** start of Data excerpts **
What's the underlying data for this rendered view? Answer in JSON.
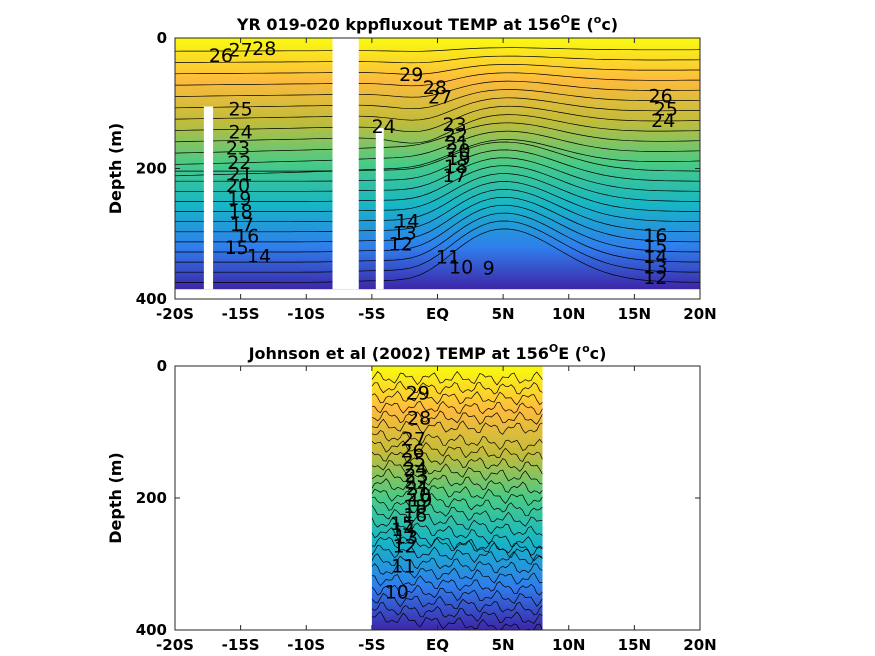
{
  "chart_data": [
    {
      "type": "heatmap",
      "subtype": "filled-contour",
      "title": "YR 019-020 kppfluxout TEMP at 156",
      "title_sup": "O",
      "title_tail": "E (",
      "title_sup2": "o",
      "title_end": "c)",
      "ylabel": "Depth (m)",
      "xlim": [
        -20,
        20
      ],
      "ylim": [
        0,
        400
      ],
      "y_reversed": true,
      "x_ticks": [
        -20,
        -15,
        -10,
        -5,
        0,
        5,
        10,
        15,
        20
      ],
      "x_tick_labels": [
        "-20S",
        "-15S",
        "-10S",
        "-5S",
        "EQ",
        "5N",
        "10N",
        "15N",
        "20N"
      ],
      "y_ticks": [
        0,
        200,
        400
      ],
      "y_tick_labels": [
        "0",
        "200",
        "400"
      ],
      "data_extent": {
        "x": [
          -20,
          20
        ],
        "y": [
          0,
          385
        ]
      },
      "colormap": [
        "#3d26a8",
        "#2f7eec",
        "#17b5c6",
        "#48cb86",
        "#c1bc3a",
        "#fdbb3d",
        "#f9fb0e"
      ],
      "color_range": [
        8,
        30
      ],
      "missing_bands": [
        {
          "x": [
            -17.8,
            -17.1
          ],
          "y": [
            105,
            385
          ]
        },
        {
          "x": [
            -8.0,
            -6.0
          ],
          "y": [
            0,
            385
          ]
        },
        {
          "x": [
            -4.7,
            -4.1
          ],
          "y": [
            138,
            385
          ]
        }
      ],
      "contour_labels": [
        {
          "value": "28",
          "x": -13.2,
          "y": 15
        },
        {
          "value": "27",
          "x": -15.0,
          "y": 18
        },
        {
          "value": "26",
          "x": -16.5,
          "y": 26
        },
        {
          "value": "25",
          "x": -15.0,
          "y": 108
        },
        {
          "value": "24",
          "x": -15.0,
          "y": 143
        },
        {
          "value": "23",
          "x": -15.2,
          "y": 168
        },
        {
          "value": "22",
          "x": -15.1,
          "y": 190
        },
        {
          "value": "21",
          "x": -15.0,
          "y": 208
        },
        {
          "value": "20",
          "x": -15.2,
          "y": 225
        },
        {
          "value": "19",
          "x": -15.1,
          "y": 245
        },
        {
          "value": "18",
          "x": -15.0,
          "y": 265
        },
        {
          "value": "17",
          "x": -14.9,
          "y": 285
        },
        {
          "value": "16",
          "x": -14.5,
          "y": 303
        },
        {
          "value": "15",
          "x": -15.3,
          "y": 320
        },
        {
          "value": "14",
          "x": -13.6,
          "y": 333
        },
        {
          "value": "29",
          "x": -2.0,
          "y": 55
        },
        {
          "value": "28",
          "x": -0.2,
          "y": 75
        },
        {
          "value": "27",
          "x": 0.2,
          "y": 90
        },
        {
          "value": "24",
          "x": -4.1,
          "y": 135
        },
        {
          "value": "23",
          "x": 1.3,
          "y": 132
        },
        {
          "value": "22",
          "x": 1.4,
          "y": 148
        },
        {
          "value": "21",
          "x": 1.5,
          "y": 160
        },
        {
          "value": "20",
          "x": 1.6,
          "y": 172
        },
        {
          "value": "19",
          "x": 1.6,
          "y": 184
        },
        {
          "value": "18",
          "x": 1.4,
          "y": 196
        },
        {
          "value": "17",
          "x": 1.3,
          "y": 210
        },
        {
          "value": "14",
          "x": -2.3,
          "y": 280
        },
        {
          "value": "13",
          "x": -2.5,
          "y": 298
        },
        {
          "value": "12",
          "x": -2.8,
          "y": 315
        },
        {
          "value": "11",
          "x": 0.8,
          "y": 335
        },
        {
          "value": "10",
          "x": 1.8,
          "y": 350
        },
        {
          "value": "9",
          "x": 3.9,
          "y": 352
        },
        {
          "value": "26",
          "x": 17.0,
          "y": 88
        },
        {
          "value": "25",
          "x": 17.4,
          "y": 108
        },
        {
          "value": "24",
          "x": 17.2,
          "y": 126
        },
        {
          "value": "16",
          "x": 16.6,
          "y": 302
        },
        {
          "value": "15",
          "x": 16.6,
          "y": 318
        },
        {
          "value": "14",
          "x": 16.6,
          "y": 334
        },
        {
          "value": "13",
          "x": 16.6,
          "y": 350
        },
        {
          "value": "12",
          "x": 16.6,
          "y": 366
        }
      ]
    },
    {
      "type": "heatmap",
      "subtype": "filled-contour",
      "title": "Johnson et al (2002) TEMP at 156",
      "title_sup": "O",
      "title_tail": "E (",
      "title_sup2": "o",
      "title_end": "c)",
      "ylabel": "Depth (m)",
      "xlim": [
        -20,
        20
      ],
      "ylim": [
        0,
        400
      ],
      "y_reversed": true,
      "x_ticks": [
        -20,
        -15,
        -10,
        -5,
        0,
        5,
        10,
        15,
        20
      ],
      "x_tick_labels": [
        "-20S",
        "-15S",
        "-10S",
        "-5S",
        "EQ",
        "5N",
        "10N",
        "15N",
        "20N"
      ],
      "y_ticks": [
        0,
        200,
        400
      ],
      "y_tick_labels": [
        "0",
        "200",
        "400"
      ],
      "data_extent": {
        "x": [
          -5,
          8
        ],
        "y": [
          0,
          400
        ]
      },
      "colormap": [
        "#3d26a8",
        "#2f7eec",
        "#17b5c6",
        "#48cb86",
        "#c1bc3a",
        "#fdbb3d",
        "#f9fb0e"
      ],
      "color_range": [
        8,
        30
      ],
      "contour_labels": [
        {
          "value": "29",
          "x": -1.5,
          "y": 40
        },
        {
          "value": "28",
          "x": -1.4,
          "y": 78
        },
        {
          "value": "27",
          "x": -1.8,
          "y": 110
        },
        {
          "value": "26",
          "x": -1.9,
          "y": 128
        },
        {
          "value": "25",
          "x": -1.8,
          "y": 142
        },
        {
          "value": "24",
          "x": -1.7,
          "y": 155
        },
        {
          "value": "23",
          "x": -1.6,
          "y": 165
        },
        {
          "value": "22",
          "x": -1.6,
          "y": 175
        },
        {
          "value": "21",
          "x": -1.5,
          "y": 185
        },
        {
          "value": "20",
          "x": -1.4,
          "y": 195
        },
        {
          "value": "19",
          "x": -1.3,
          "y": 202
        },
        {
          "value": "18",
          "x": -1.7,
          "y": 212
        },
        {
          "value": "16",
          "x": -1.7,
          "y": 225
        },
        {
          "value": "15",
          "x": -2.7,
          "y": 238
        },
        {
          "value": "14",
          "x": -2.6,
          "y": 247
        },
        {
          "value": "13",
          "x": -2.4,
          "y": 258
        },
        {
          "value": "12",
          "x": -2.5,
          "y": 272
        },
        {
          "value": "11",
          "x": -2.6,
          "y": 302
        },
        {
          "value": "10",
          "x": -3.1,
          "y": 342
        }
      ]
    }
  ]
}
** end of Data excerpts **
Repeat the data exactly, without the pictures.

What's the underlying data for this rendered view? Answer in JSON.
{
  "chart_data": [
    {
      "type": "heatmap",
      "subtype": "filled-contour",
      "title": "YR 019-020 kppfluxout TEMP at 156",
      "title_sup": "O",
      "title_tail": "E (",
      "title_sup2": "o",
      "title_end": "c)",
      "ylabel": "Depth (m)",
      "xlim": [
        -20,
        20
      ],
      "ylim": [
        0,
        400
      ],
      "y_reversed": true,
      "x_ticks": [
        -20,
        -15,
        -10,
        -5,
        0,
        5,
        10,
        15,
        20
      ],
      "x_tick_labels": [
        "-20S",
        "-15S",
        "-10S",
        "-5S",
        "EQ",
        "5N",
        "10N",
        "15N",
        "20N"
      ],
      "y_ticks": [
        0,
        200,
        400
      ],
      "y_tick_labels": [
        "0",
        "200",
        "400"
      ],
      "data_extent": {
        "x": [
          -20,
          20
        ],
        "y": [
          0,
          385
        ]
      },
      "colormap": [
        "#3d26a8",
        "#2f7eec",
        "#17b5c6",
        "#48cb86",
        "#c1bc3a",
        "#fdbb3d",
        "#f9fb0e"
      ],
      "color_range": [
        8,
        30
      ],
      "missing_bands": [
        {
          "x": [
            -17.8,
            -17.1
          ],
          "y": [
            105,
            385
          ]
        },
        {
          "x": [
            -8.0,
            -6.0
          ],
          "y": [
            0,
            385
          ]
        },
        {
          "x": [
            -4.7,
            -4.1
          ],
          "y": [
            138,
            385
          ]
        }
      ],
      "contour_labels": [
        {
          "value": "28",
          "x": -13.2,
          "y": 15
        },
        {
          "value": "27",
          "x": -15.0,
          "y": 18
        },
        {
          "value": "26",
          "x": -16.5,
          "y": 26
        },
        {
          "value": "25",
          "x": -15.0,
          "y": 108
        },
        {
          "value": "24",
          "x": -15.0,
          "y": 143
        },
        {
          "value": "23",
          "x": -15.2,
          "y": 168
        },
        {
          "value": "22",
          "x": -15.1,
          "y": 190
        },
        {
          "value": "21",
          "x": -15.0,
          "y": 208
        },
        {
          "value": "20",
          "x": -15.2,
          "y": 225
        },
        {
          "value": "19",
          "x": -15.1,
          "y": 245
        },
        {
          "value": "18",
          "x": -15.0,
          "y": 265
        },
        {
          "value": "17",
          "x": -14.9,
          "y": 285
        },
        {
          "value": "16",
          "x": -14.5,
          "y": 303
        },
        {
          "value": "15",
          "x": -15.3,
          "y": 320
        },
        {
          "value": "14",
          "x": -13.6,
          "y": 333
        },
        {
          "value": "29",
          "x": -2.0,
          "y": 55
        },
        {
          "value": "28",
          "x": -0.2,
          "y": 75
        },
        {
          "value": "27",
          "x": 0.2,
          "y": 90
        },
        {
          "value": "24",
          "x": -4.1,
          "y": 135
        },
        {
          "value": "23",
          "x": 1.3,
          "y": 132
        },
        {
          "value": "22",
          "x": 1.4,
          "y": 148
        },
        {
          "value": "21",
          "x": 1.5,
          "y": 160
        },
        {
          "value": "20",
          "x": 1.6,
          "y": 172
        },
        {
          "value": "19",
          "x": 1.6,
          "y": 184
        },
        {
          "value": "18",
          "x": 1.4,
          "y": 196
        },
        {
          "value": "17",
          "x": 1.3,
          "y": 210
        },
        {
          "value": "14",
          "x": -2.3,
          "y": 280
        },
        {
          "value": "13",
          "x": -2.5,
          "y": 298
        },
        {
          "value": "12",
          "x": -2.8,
          "y": 315
        },
        {
          "value": "11",
          "x": 0.8,
          "y": 335
        },
        {
          "value": "10",
          "x": 1.8,
          "y": 350
        },
        {
          "value": "9",
          "x": 3.9,
          "y": 352
        },
        {
          "value": "26",
          "x": 17.0,
          "y": 88
        },
        {
          "value": "25",
          "x": 17.4,
          "y": 108
        },
        {
          "value": "24",
          "x": 17.2,
          "y": 126
        },
        {
          "value": "16",
          "x": 16.6,
          "y": 302
        },
        {
          "value": "15",
          "x": 16.6,
          "y": 318
        },
        {
          "value": "14",
          "x": 16.6,
          "y": 334
        },
        {
          "value": "13",
          "x": 16.6,
          "y": 350
        },
        {
          "value": "12",
          "x": 16.6,
          "y": 366
        }
      ]
    },
    {
      "type": "heatmap",
      "subtype": "filled-contour",
      "title": "Johnson et al (2002) TEMP at 156",
      "title_sup": "O",
      "title_tail": "E (",
      "title_sup2": "o",
      "title_end": "c)",
      "ylabel": "Depth (m)",
      "xlim": [
        -20,
        20
      ],
      "ylim": [
        0,
        400
      ],
      "y_reversed": true,
      "x_ticks": [
        -20,
        -15,
        -10,
        -5,
        0,
        5,
        10,
        15,
        20
      ],
      "x_tick_labels": [
        "-20S",
        "-15S",
        "-10S",
        "-5S",
        "EQ",
        "5N",
        "10N",
        "15N",
        "20N"
      ],
      "y_ticks": [
        0,
        200,
        400
      ],
      "y_tick_labels": [
        "0",
        "200",
        "400"
      ],
      "data_extent": {
        "x": [
          -5,
          8
        ],
        "y": [
          0,
          400
        ]
      },
      "colormap": [
        "#3d26a8",
        "#2f7eec",
        "#17b5c6",
        "#48cb86",
        "#c1bc3a",
        "#fdbb3d",
        "#f9fb0e"
      ],
      "color_range": [
        8,
        30
      ],
      "contour_labels": [
        {
          "value": "29",
          "x": -1.5,
          "y": 40
        },
        {
          "value": "28",
          "x": -1.4,
          "y": 78
        },
        {
          "value": "27",
          "x": -1.8,
          "y": 110
        },
        {
          "value": "26",
          "x": -1.9,
          "y": 128
        },
        {
          "value": "25",
          "x": -1.8,
          "y": 142
        },
        {
          "value": "24",
          "x": -1.7,
          "y": 155
        },
        {
          "value": "23",
          "x": -1.6,
          "y": 165
        },
        {
          "value": "22",
          "x": -1.6,
          "y": 175
        },
        {
          "value": "21",
          "x": -1.5,
          "y": 185
        },
        {
          "value": "20",
          "x": -1.4,
          "y": 195
        },
        {
          "value": "19",
          "x": -1.3,
          "y": 202
        },
        {
          "value": "18",
          "x": -1.7,
          "y": 212
        },
        {
          "value": "16",
          "x": -1.7,
          "y": 225
        },
        {
          "value": "15",
          "x": -2.7,
          "y": 238
        },
        {
          "value": "14",
          "x": -2.6,
          "y": 247
        },
        {
          "value": "13",
          "x": -2.4,
          "y": 258
        },
        {
          "value": "12",
          "x": -2.5,
          "y": 272
        },
        {
          "value": "11",
          "x": -2.6,
          "y": 302
        },
        {
          "value": "10",
          "x": -3.1,
          "y": 342
        }
      ]
    }
  ]
}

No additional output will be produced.